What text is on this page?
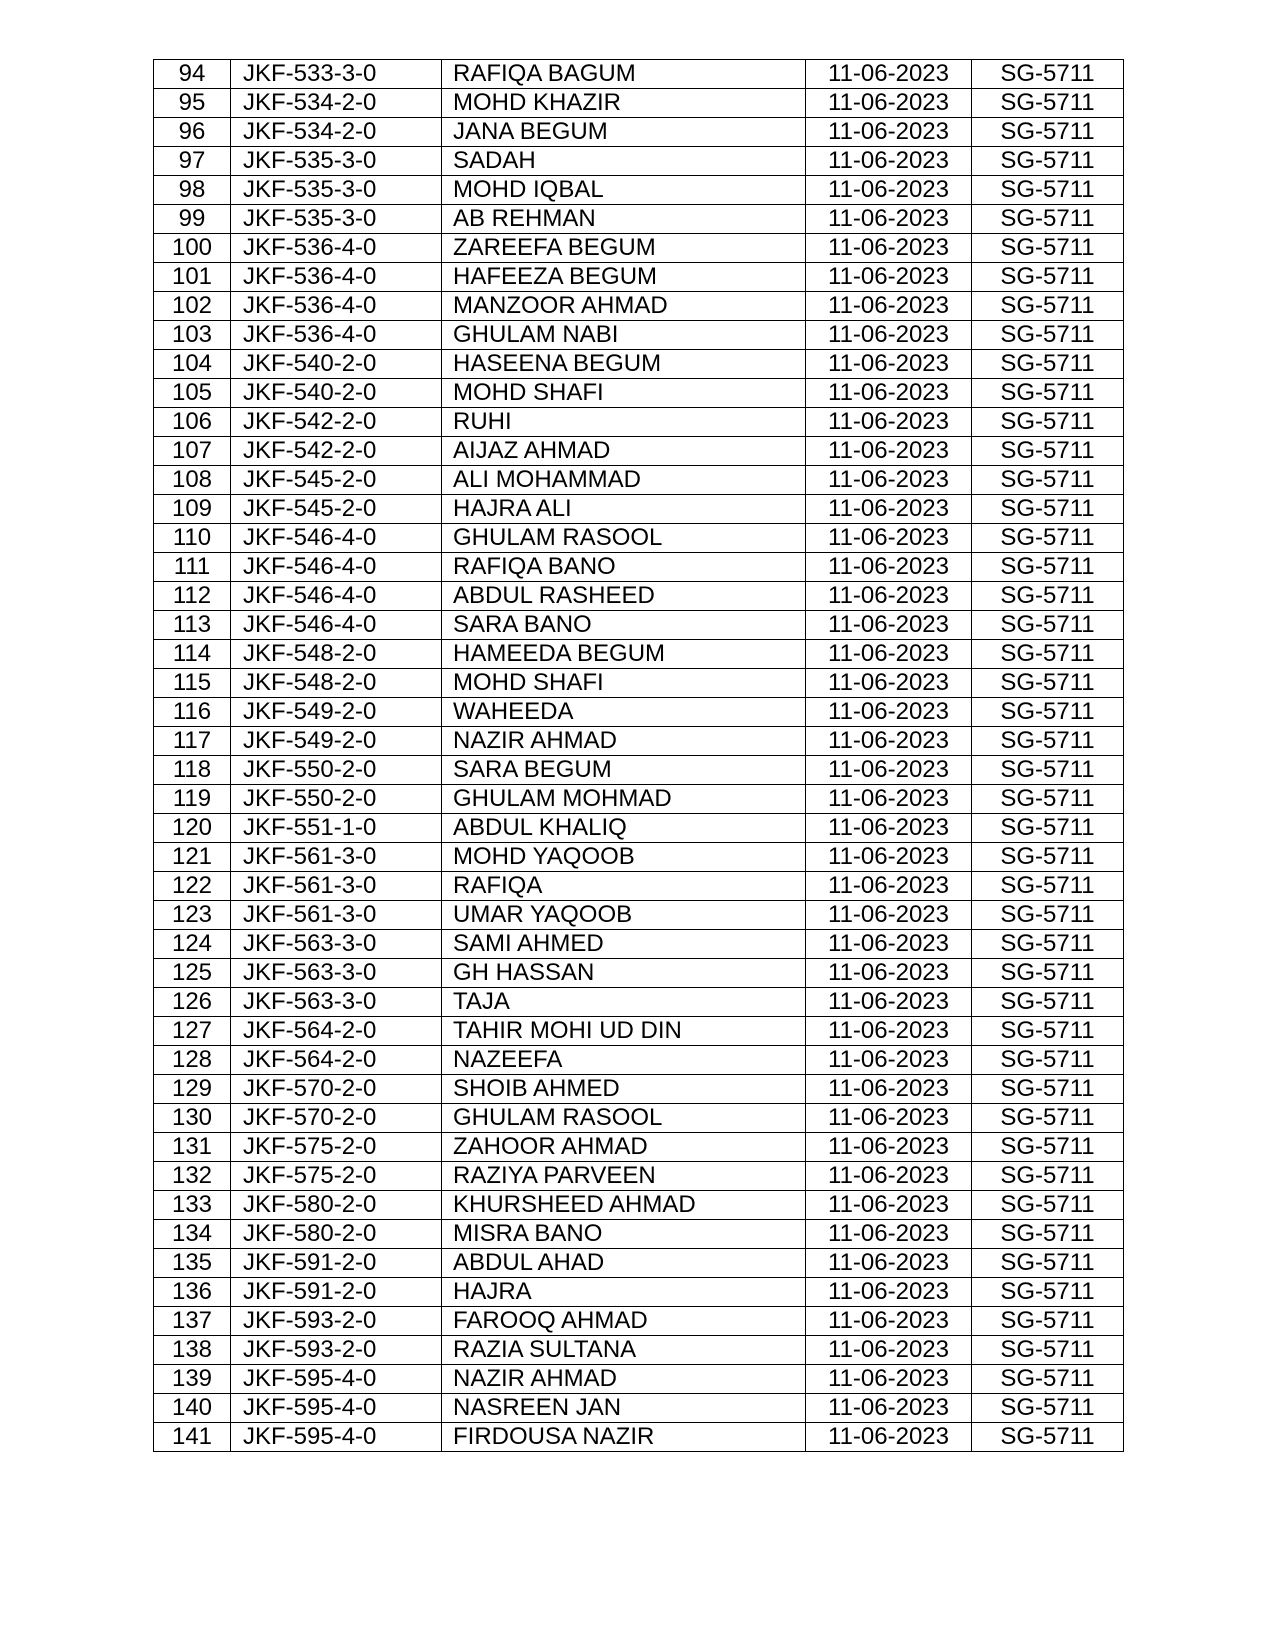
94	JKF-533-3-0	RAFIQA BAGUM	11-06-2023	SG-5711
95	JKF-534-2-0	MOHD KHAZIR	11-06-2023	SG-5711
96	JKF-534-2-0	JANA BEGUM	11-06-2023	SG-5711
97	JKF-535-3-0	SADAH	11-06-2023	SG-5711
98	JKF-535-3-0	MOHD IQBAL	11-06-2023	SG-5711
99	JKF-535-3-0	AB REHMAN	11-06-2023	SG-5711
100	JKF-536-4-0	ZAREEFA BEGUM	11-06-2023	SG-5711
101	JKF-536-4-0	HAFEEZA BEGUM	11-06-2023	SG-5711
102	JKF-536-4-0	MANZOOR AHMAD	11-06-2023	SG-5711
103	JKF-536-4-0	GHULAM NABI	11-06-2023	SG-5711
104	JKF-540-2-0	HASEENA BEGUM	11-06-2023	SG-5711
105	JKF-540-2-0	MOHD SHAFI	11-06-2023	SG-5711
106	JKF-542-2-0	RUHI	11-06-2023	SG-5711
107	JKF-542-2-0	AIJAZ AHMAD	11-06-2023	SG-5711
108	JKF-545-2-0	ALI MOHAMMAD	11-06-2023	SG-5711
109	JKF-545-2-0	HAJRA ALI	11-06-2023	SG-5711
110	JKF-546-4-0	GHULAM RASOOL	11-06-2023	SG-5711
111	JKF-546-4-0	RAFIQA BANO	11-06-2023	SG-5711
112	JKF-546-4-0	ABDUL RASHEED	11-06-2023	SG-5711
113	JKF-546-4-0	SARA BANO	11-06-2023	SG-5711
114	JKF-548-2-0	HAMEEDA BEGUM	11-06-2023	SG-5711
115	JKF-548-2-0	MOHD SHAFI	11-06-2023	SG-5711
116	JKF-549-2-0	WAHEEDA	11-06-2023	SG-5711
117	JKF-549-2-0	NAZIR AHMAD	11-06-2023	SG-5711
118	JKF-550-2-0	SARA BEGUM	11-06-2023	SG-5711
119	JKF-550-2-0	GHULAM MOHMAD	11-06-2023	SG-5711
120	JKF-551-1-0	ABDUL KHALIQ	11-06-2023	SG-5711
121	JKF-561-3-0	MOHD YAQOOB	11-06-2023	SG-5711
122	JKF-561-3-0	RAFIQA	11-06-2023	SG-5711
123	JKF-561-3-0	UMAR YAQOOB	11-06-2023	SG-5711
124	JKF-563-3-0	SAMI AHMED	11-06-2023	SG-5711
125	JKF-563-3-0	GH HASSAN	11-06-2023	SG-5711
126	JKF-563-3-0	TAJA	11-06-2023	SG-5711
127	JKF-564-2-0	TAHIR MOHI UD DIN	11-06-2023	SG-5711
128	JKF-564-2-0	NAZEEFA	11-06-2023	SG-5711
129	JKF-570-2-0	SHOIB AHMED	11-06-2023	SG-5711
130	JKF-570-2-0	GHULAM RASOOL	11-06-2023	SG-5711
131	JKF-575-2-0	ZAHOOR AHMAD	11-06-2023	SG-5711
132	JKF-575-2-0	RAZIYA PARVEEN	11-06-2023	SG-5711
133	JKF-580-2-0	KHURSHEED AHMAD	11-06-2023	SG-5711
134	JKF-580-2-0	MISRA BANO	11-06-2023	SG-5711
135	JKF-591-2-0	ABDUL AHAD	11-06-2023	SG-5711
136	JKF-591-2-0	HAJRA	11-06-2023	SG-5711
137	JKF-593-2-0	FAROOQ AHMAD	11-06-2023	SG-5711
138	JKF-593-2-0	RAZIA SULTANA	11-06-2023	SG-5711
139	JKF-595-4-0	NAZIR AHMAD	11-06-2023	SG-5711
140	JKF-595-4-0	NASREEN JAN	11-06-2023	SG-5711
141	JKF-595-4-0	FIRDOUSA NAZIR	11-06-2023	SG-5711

===

Omit any images, then output the listing exactly.

Answer to this exercise:
What text is on this page?
94	JKF-533-3-0	RAFIQA BAGUM	11-06-2023	SG-5711
95	JKF-534-2-0	MOHD KHAZIR	11-06-2023	SG-5711
96	JKF-534-2-0	JANA BEGUM	11-06-2023	SG-5711
97	JKF-535-3-0	SADAH	11-06-2023	SG-5711
98	JKF-535-3-0	MOHD IQBAL	11-06-2023	SG-5711
99	JKF-535-3-0	AB REHMAN	11-06-2023	SG-5711
100	JKF-536-4-0	ZAREEFA BEGUM	11-06-2023	SG-5711
101	JKF-536-4-0	HAFEEZA BEGUM	11-06-2023	SG-5711
102	JKF-536-4-0	MANZOOR AHMAD	11-06-2023	SG-5711
103	JKF-536-4-0	GHULAM NABI	11-06-2023	SG-5711
104	JKF-540-2-0	HASEENA BEGUM	11-06-2023	SG-5711
105	JKF-540-2-0	MOHD SHAFI	11-06-2023	SG-5711
106	JKF-542-2-0	RUHI	11-06-2023	SG-5711
107	JKF-542-2-0	AIJAZ AHMAD	11-06-2023	SG-5711
108	JKF-545-2-0	ALI MOHAMMAD	11-06-2023	SG-5711
109	JKF-545-2-0	HAJRA ALI	11-06-2023	SG-5711
110	JKF-546-4-0	GHULAM RASOOL	11-06-2023	SG-5711
111	JKF-546-4-0	RAFIQA BANO	11-06-2023	SG-5711
112	JKF-546-4-0	ABDUL RASHEED	11-06-2023	SG-5711
113	JKF-546-4-0	SARA BANO	11-06-2023	SG-5711
114	JKF-548-2-0	HAMEEDA BEGUM	11-06-2023	SG-5711
115	JKF-548-2-0	MOHD SHAFI	11-06-2023	SG-5711
116	JKF-549-2-0	WAHEEDA	11-06-2023	SG-5711
117	JKF-549-2-0	NAZIR AHMAD	11-06-2023	SG-5711
118	JKF-550-2-0	SARA BEGUM	11-06-2023	SG-5711
119	JKF-550-2-0	GHULAM MOHMAD	11-06-2023	SG-5711
120	JKF-551-1-0	ABDUL KHALIQ	11-06-2023	SG-5711
121	JKF-561-3-0	MOHD YAQOOB	11-06-2023	SG-5711
122	JKF-561-3-0	RAFIQA	11-06-2023	SG-5711
123	JKF-561-3-0	UMAR YAQOOB	11-06-2023	SG-5711
124	JKF-563-3-0	SAMI AHMED	11-06-2023	SG-5711
125	JKF-563-3-0	GH HASSAN	11-06-2023	SG-5711
126	JKF-563-3-0	TAJA	11-06-2023	SG-5711
127	JKF-564-2-0	TAHIR MOHI UD DIN	11-06-2023	SG-5711
128	JKF-564-2-0	NAZEEFA	11-06-2023	SG-5711
129	JKF-570-2-0	SHOIB AHMED	11-06-2023	SG-5711
130	JKF-570-2-0	GHULAM RASOOL	11-06-2023	SG-5711
131	JKF-575-2-0	ZAHOOR AHMAD	11-06-2023	SG-5711
132	JKF-575-2-0	RAZIYA PARVEEN	11-06-2023	SG-5711
133	JKF-580-2-0	KHURSHEED AHMAD	11-06-2023	SG-5711
134	JKF-580-2-0	MISRA BANO	11-06-2023	SG-5711
135	JKF-591-2-0	ABDUL AHAD	11-06-2023	SG-5711
136	JKF-591-2-0	HAJRA	11-06-2023	SG-5711
137	JKF-593-2-0	FAROOQ AHMAD	11-06-2023	SG-5711
138	JKF-593-2-0	RAZIA SULTANA	11-06-2023	SG-5711
139	JKF-595-4-0	NAZIR AHMAD	11-06-2023	SG-5711
140	JKF-595-4-0	NASREEN JAN	11-06-2023	SG-5711
141	JKF-595-4-0	FIRDOUSA NAZIR	11-06-2023	SG-5711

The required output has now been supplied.